(Exercise aim): The data must be written out once more, precisely as given.

(Data for this exercise):
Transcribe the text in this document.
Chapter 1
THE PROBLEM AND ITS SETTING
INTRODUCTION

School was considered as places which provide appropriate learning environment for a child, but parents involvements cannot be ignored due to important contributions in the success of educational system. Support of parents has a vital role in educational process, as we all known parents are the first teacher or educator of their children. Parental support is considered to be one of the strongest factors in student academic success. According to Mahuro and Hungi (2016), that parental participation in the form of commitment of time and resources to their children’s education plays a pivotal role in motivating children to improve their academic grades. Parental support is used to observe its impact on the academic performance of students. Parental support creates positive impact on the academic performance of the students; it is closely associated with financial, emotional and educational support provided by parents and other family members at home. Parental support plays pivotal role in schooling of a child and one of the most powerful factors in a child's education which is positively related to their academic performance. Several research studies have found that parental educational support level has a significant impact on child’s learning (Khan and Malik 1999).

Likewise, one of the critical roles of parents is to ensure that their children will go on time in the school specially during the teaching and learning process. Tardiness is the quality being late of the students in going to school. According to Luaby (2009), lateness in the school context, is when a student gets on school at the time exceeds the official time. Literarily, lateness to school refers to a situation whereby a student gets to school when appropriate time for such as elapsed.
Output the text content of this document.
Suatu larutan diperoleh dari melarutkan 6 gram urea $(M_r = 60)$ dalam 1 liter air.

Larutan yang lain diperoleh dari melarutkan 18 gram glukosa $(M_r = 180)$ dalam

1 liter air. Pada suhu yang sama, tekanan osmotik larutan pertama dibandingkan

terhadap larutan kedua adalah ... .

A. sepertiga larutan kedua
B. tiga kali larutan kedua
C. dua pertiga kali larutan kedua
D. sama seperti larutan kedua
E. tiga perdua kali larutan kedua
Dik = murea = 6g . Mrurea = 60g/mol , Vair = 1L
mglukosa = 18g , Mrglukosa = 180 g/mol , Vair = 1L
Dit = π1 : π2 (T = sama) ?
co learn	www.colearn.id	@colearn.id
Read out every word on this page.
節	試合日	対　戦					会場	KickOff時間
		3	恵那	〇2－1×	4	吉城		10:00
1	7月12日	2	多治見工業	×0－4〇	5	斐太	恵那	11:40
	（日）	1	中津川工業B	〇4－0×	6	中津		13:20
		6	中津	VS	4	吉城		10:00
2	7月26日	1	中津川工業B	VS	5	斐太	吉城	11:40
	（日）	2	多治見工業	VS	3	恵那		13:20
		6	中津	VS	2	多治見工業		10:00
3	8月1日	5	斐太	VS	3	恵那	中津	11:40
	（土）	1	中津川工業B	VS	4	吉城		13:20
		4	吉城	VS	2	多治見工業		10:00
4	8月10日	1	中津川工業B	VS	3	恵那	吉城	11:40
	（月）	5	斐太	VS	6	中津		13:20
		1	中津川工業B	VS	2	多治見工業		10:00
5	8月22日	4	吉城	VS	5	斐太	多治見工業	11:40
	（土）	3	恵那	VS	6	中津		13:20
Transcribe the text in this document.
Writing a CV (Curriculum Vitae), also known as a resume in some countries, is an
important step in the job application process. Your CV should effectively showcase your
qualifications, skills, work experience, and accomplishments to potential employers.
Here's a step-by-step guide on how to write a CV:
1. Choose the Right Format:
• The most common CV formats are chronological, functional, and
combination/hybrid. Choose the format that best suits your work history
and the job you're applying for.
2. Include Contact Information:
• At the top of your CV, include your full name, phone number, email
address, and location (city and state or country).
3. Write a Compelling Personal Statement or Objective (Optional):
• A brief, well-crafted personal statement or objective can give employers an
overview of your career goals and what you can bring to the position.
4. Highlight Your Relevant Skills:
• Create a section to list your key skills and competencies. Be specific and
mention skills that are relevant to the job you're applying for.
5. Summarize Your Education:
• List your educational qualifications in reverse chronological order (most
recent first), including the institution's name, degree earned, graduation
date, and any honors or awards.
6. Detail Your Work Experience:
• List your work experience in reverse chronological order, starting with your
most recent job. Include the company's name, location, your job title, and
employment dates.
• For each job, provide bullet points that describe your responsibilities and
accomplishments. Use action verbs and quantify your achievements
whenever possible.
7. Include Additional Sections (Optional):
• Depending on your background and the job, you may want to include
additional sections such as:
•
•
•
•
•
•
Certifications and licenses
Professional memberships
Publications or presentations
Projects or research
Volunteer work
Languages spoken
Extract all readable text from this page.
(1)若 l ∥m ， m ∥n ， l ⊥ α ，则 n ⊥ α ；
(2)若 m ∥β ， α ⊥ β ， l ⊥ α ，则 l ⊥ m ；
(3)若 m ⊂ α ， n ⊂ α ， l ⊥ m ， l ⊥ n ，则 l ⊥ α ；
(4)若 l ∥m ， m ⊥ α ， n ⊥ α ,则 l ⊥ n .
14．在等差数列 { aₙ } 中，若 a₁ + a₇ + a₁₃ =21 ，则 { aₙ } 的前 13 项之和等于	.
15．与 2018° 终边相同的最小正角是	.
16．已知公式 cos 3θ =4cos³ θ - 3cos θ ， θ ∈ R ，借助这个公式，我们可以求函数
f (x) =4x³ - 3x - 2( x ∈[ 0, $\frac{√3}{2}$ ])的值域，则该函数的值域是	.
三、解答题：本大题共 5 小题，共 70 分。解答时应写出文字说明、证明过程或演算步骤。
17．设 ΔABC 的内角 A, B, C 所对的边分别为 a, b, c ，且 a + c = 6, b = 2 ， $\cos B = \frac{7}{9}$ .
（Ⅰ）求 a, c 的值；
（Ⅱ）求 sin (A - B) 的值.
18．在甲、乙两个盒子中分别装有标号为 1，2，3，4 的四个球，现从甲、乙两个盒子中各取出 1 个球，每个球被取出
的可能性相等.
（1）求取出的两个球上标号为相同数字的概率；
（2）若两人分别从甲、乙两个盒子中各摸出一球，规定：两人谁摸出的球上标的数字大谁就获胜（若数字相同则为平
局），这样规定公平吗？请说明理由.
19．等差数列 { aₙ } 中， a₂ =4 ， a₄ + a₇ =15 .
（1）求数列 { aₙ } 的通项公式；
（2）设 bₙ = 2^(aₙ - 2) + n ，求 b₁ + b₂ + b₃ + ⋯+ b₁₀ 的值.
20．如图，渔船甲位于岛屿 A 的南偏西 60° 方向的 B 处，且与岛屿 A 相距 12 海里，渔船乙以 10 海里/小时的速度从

(The completed task):
Transcribe the text in this document.
Chapter 1
THE PROBLEM AND ITS SETTING
INTRODUCTION

School was considered as places which provide appropriate learning environment for a child, but parents involvements cannot be ignored due to important contributions in the success of educational system. Support of parents has a vital role in educational process, as we all known parents are the first teacher or educator of their children. Parental support is considered to be one of the strongest factors in student academic success. According to Mahuro and Hungi (2016), that parental participation in the form of commitment of time and resources to their children’s education plays a pivotal role in motivating children to improve their academic grades. Parental support is used to observe its impact on the academic performance of students. Parental support creates positive impact on the academic performance of the students; it is closely associated with financial, emotional and educational support provided by parents and other family members at home. Parental support plays pivotal role in schooling of a child and one of the most powerful factors in a child's education which is positively related to their academic performance. Several research studies have found that parental educational support level has a significant impact on child’s learning (Khan and Malik 1999).

Likewise, one of the critical roles of parents is to ensure that their children will go on time in the school specially during the teaching and learning process. Tardiness is the quality being late of the students in going to school. According to Luaby (2009), lateness in the school context, is when a student gets on school at the time exceeds the official time. Literarily, lateness to school refers to a situation whereby a student gets to school when appropriate time for such as elapsed.
Output the text content of this document.
Suatu larutan diperoleh dari melarutkan 6 gram urea $(M_r = 60)$ dalam 1 liter air.

Larutan yang lain diperoleh dari melarutkan 18 gram glukosa $(M_r = 180)$ dalam

1 liter air. Pada suhu yang sama, tekanan osmotik larutan pertama dibandingkan

terhadap larutan kedua adalah ... .

A. sepertiga larutan kedua
B. tiga kali larutan kedua
C. dua pertiga kali larutan kedua
D. sama seperti larutan kedua
E. tiga perdua kali larutan kedua
Dik = murea = 6g . Mrurea = 60g/mol , Vair = 1L
mglukosa = 18g , Mrglukosa = 180 g/mol , Vair = 1L
Dit = π1 : π2 (T = sama) ?
co learn	www.colearn.id	@colearn.id
Read out every word on this page.
節	試合日	対　戦					会場	KickOff時間
		3	恵那	〇2－1×	4	吉城		10:00
1	7月12日	2	多治見工業	×0－4〇	5	斐太	恵那	11:40
	（日）	1	中津川工業B	〇4－0×	6	中津		13:20
		6	中津	VS	4	吉城		10:00
2	7月26日	1	中津川工業B	VS	5	斐太	吉城	11:40
	（日）	2	多治見工業	VS	3	恵那		13:20
		6	中津	VS	2	多治見工業		10:00
3	8月1日	5	斐太	VS	3	恵那	中津	11:40
	（土）	1	中津川工業B	VS	4	吉城		13:20
		4	吉城	VS	2	多治見工業		10:00
4	8月10日	1	中津川工業B	VS	3	恵那	吉城	11:40
	（月）	5	斐太	VS	6	中津		13:20
		1	中津川工業B	VS	2	多治見工業		10:00
5	8月22日	4	吉城	VS	5	斐太	多治見工業	11:40
	（土）	3	恵那	VS	6	中津		13:20
Transcribe the text in this document.
Writing a CV (Curriculum Vitae), also known as a resume in some countries, is an
important step in the job application process. Your CV should effectively showcase your
qualifications, skills, work experience, and accomplishments to potential employers.
Here's a step-by-step guide on how to write a CV:
1. Choose the Right Format:
• The most common CV formats are chronological, functional, and
combination/hybrid. Choose the format that best suits your work history
and the job you're applying for.
2. Include Contact Information:
• At the top of your CV, include your full name, phone number, email
address, and location (city and state or country).
3. Write a Compelling Personal Statement or Objective (Optional):
• A brief, well-crafted personal statement or objective can give employers an
overview of your career goals and what you can bring to the position.
4. Highlight Your Relevant Skills:
• Create a section to list your key skills and competencies. Be specific and
mention skills that are relevant to the job you're applying for.
5. Summarize Your Education:
• List your educational qualifications in reverse chronological order (most
recent first), including the institution's name, degree earned, graduation
date, and any honors or awards.
6. Detail Your Work Experience:
• List your work experience in reverse chronological order, starting with your
most recent job. Include the company's name, location, your job title, and
employment dates.
• For each job, provide bullet points that describe your responsibilities and
accomplishments. Use action verbs and quantify your achievements
whenever possible.
7. Include Additional Sections (Optional):
• Depending on your background and the job, you may want to include
additional sections such as:
•
•
•
•
•
•
Certifications and licenses
Professional memberships
Publications or presentations
Projects or research
Volunteer work
Languages spoken
Extract all readable text from this page.
(1)若 l ∥m ， m ∥n ， l ⊥ α ，则 n ⊥ α ；
(2)若 m ∥β ， α ⊥ β ， l ⊥ α ，则 l ⊥ m ；
(3)若 m ⊂ α ， n ⊂ α ， l ⊥ m ， l ⊥ n ，则 l ⊥ α ；
(4)若 l ∥m ， m ⊥ α ， n ⊥ α ,则 l ⊥ n .
14．在等差数列 { aₙ } 中，若 a₁ + a₇ + a₁₃ =21 ，则 { aₙ } 的前 13 项之和等于	.
15．与 2018° 终边相同的最小正角是	.
16．已知公式 cos 3θ =4cos³ θ - 3cos θ ， θ ∈ R ，借助这个公式，我们可以求函数
f (x) =4x³ - 3x - 2( x ∈[ 0, $\frac{√3}{2}$ ])的值域，则该函数的值域是	.
三、解答题：本大题共 5 小题，共 70 分。解答时应写出文字说明、证明过程或演算步骤。
17．设 ΔABC 的内角 A, B, C 所对的边分别为 a, b, c ，且 a + c = 6, b = 2 ， $\cos B = \frac{7}{9}$ .
（Ⅰ）求 a, c 的值；
（Ⅱ）求 sin (A - B) 的值.
18．在甲、乙两个盒子中分别装有标号为 1，2，3，4 的四个球，现从甲、乙两个盒子中各取出 1 个球，每个球被取出
的可能性相等.
（1）求取出的两个球上标号为相同数字的概率；
（2）若两人分别从甲、乙两个盒子中各摸出一球，规定：两人谁摸出的球上标的数字大谁就获胜（若数字相同则为平
局），这样规定公平吗？请说明理由.
19．等差数列 { aₙ } 中， a₂ =4 ， a₄ + a₇ =15 .
（1）求数列 { aₙ } 的通项公式；
（2）设 bₙ = 2^(aₙ - 2) + n ，求 b₁ + b₂ + b₃ + ⋯+ b₁₀ 的值.
20．如图，渔船甲位于岛屿 A 的南偏西 60° 方向的 B 处，且与岛屿 A 相距 12 海里，渔船乙以 10 海里/小时的速度从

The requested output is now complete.